━━ MATERIAL SHOWN

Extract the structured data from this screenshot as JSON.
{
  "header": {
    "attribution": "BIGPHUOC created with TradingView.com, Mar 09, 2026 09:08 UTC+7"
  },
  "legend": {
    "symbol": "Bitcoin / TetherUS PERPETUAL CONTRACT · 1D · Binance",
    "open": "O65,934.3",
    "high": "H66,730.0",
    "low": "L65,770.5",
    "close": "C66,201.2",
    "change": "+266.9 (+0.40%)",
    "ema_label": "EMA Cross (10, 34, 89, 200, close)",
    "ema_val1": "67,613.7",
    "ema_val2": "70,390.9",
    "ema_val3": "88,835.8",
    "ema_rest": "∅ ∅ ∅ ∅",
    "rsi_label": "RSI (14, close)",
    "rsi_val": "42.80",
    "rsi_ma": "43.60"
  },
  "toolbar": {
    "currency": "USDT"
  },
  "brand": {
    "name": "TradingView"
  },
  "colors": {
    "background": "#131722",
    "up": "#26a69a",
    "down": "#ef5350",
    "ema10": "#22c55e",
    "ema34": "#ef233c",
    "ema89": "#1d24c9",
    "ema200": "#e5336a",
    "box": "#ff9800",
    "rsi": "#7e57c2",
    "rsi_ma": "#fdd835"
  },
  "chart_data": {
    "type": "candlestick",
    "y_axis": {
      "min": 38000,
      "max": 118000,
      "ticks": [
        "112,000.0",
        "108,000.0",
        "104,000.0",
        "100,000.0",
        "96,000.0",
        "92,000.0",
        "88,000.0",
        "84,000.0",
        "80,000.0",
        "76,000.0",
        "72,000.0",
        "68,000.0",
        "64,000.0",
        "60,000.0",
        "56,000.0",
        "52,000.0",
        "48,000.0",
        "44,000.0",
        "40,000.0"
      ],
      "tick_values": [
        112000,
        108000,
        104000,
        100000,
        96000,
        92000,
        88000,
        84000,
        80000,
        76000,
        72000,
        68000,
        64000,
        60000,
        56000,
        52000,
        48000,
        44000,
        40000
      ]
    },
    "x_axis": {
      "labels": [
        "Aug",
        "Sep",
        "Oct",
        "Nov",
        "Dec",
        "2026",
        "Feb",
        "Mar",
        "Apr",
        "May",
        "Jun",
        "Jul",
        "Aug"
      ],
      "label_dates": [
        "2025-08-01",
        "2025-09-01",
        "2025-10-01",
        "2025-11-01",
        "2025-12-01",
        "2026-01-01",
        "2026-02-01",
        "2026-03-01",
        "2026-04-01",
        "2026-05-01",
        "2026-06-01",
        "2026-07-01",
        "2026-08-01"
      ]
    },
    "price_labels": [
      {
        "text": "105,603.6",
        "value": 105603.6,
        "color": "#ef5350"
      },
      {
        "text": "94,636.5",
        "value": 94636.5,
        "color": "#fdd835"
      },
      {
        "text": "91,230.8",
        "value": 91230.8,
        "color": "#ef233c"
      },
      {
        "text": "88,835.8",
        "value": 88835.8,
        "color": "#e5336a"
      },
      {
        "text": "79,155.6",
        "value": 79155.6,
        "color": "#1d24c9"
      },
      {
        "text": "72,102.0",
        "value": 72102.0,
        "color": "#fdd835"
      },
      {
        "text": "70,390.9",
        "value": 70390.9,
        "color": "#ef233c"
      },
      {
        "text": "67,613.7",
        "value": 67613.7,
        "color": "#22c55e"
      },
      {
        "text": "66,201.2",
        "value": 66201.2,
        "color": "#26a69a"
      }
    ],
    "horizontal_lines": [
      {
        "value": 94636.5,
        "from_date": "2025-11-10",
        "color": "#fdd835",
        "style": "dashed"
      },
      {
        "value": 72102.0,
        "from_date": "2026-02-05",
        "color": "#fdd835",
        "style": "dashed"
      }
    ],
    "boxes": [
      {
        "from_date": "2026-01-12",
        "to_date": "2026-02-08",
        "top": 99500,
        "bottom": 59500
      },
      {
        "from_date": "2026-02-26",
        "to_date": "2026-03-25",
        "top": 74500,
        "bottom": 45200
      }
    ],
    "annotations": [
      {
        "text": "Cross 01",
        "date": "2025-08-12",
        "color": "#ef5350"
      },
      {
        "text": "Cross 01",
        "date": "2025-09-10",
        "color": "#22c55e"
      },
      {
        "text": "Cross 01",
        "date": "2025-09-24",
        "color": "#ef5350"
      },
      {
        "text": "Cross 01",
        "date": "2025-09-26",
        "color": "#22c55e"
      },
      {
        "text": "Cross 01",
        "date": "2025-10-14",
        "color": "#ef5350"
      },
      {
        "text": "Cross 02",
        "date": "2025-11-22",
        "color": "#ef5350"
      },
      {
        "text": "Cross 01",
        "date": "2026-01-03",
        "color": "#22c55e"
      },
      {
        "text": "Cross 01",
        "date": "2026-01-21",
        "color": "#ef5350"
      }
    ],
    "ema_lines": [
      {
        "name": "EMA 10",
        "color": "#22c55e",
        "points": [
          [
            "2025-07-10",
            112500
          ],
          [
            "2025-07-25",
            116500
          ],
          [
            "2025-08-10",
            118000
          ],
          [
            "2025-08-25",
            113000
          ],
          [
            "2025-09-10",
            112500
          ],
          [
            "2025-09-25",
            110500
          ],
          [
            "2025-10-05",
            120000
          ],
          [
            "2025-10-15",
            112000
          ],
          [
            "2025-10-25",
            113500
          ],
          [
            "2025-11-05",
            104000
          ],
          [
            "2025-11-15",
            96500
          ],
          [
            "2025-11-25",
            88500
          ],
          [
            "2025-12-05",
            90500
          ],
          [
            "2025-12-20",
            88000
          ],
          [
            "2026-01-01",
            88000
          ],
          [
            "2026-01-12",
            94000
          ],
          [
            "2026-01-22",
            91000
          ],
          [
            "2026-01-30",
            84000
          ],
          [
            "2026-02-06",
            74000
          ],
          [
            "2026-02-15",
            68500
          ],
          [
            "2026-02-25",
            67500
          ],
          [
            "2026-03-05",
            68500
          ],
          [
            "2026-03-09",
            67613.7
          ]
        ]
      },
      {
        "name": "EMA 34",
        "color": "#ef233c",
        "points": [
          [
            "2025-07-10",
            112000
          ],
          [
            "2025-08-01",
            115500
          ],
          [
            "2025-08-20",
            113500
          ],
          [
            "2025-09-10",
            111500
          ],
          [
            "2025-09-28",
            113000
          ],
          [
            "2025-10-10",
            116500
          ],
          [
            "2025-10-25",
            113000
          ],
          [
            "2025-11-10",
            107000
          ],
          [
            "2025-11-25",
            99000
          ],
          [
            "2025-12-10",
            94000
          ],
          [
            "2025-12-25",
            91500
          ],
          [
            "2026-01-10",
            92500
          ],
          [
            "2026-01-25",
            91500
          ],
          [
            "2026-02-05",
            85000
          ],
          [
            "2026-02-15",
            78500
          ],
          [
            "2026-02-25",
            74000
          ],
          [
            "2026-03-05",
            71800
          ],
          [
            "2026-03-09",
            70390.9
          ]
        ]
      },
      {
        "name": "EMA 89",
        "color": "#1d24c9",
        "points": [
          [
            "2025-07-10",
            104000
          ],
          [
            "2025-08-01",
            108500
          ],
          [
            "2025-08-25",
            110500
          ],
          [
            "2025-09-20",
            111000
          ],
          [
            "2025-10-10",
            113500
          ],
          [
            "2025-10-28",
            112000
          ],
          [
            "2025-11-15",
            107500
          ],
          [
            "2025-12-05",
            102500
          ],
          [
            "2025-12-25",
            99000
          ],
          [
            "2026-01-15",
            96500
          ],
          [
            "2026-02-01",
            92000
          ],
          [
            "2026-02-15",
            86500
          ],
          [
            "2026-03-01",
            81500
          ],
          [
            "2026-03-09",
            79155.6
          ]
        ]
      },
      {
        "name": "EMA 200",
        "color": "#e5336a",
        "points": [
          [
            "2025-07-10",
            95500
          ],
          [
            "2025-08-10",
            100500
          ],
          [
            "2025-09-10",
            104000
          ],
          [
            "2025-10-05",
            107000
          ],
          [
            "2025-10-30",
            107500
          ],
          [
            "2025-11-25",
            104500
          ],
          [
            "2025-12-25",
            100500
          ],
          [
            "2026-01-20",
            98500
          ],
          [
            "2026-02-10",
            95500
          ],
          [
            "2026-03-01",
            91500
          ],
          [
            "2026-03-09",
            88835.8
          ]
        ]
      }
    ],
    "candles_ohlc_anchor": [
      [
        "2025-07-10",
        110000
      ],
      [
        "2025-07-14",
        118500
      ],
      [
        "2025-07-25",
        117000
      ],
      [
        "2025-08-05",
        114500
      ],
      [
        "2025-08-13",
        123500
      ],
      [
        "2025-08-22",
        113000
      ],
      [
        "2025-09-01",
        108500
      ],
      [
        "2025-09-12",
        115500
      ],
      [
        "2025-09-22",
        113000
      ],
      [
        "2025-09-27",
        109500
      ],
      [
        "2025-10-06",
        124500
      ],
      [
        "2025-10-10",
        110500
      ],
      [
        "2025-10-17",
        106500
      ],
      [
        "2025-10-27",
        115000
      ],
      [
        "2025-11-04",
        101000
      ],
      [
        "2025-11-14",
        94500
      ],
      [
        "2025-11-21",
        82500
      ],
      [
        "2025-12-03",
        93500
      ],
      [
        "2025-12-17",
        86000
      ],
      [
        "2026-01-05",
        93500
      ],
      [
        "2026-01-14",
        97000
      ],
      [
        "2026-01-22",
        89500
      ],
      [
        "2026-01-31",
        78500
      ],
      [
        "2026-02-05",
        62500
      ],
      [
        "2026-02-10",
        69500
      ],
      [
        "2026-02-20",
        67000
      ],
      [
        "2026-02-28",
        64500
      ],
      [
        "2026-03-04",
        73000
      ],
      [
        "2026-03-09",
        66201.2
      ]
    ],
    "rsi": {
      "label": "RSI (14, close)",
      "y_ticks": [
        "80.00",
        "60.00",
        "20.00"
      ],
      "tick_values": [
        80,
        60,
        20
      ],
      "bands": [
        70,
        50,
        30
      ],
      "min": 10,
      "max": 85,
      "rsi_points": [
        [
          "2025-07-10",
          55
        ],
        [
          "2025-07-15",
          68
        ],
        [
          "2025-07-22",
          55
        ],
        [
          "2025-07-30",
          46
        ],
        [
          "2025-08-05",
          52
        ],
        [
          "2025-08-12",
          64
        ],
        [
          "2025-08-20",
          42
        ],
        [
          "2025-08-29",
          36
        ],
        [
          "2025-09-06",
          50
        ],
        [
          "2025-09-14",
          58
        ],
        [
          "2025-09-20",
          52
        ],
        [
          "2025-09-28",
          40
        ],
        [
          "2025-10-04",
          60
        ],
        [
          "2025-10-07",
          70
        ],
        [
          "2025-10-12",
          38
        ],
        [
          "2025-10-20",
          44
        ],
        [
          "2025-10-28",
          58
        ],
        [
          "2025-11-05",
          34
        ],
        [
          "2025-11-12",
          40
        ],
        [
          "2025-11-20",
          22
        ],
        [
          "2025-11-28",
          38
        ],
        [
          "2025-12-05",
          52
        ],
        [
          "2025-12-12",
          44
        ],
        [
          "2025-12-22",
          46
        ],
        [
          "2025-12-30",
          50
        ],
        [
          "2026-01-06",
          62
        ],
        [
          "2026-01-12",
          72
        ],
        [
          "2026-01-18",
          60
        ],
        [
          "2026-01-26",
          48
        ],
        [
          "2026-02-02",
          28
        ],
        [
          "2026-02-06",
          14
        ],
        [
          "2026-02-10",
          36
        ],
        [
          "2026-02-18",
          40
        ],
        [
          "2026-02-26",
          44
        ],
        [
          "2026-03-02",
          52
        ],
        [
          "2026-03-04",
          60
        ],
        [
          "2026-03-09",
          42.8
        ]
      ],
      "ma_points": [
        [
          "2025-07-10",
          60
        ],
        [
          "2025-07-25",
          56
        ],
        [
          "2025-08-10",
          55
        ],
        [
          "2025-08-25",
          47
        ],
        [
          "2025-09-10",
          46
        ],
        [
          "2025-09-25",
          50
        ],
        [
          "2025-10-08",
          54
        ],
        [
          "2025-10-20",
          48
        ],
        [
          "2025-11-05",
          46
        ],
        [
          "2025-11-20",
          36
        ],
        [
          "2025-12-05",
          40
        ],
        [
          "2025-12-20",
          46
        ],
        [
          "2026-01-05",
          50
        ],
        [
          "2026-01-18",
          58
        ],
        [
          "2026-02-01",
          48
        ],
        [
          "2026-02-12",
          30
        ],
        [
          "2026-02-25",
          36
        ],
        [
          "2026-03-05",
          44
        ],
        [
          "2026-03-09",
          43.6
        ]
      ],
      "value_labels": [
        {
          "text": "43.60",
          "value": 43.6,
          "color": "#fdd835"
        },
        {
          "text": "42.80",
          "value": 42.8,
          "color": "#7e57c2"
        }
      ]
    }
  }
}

━━━━

GIVEN PROBLEM: Locate and copy each line in the data above that includes the word "close".

ANSWER IN FULL:
    "close": "C66,201.2",
    "ema_label": "EMA Cross (10, 34, 89, 200, close)",
    "rsi_label": "RSI (14, close)",
      "label": "RSI (14, close)",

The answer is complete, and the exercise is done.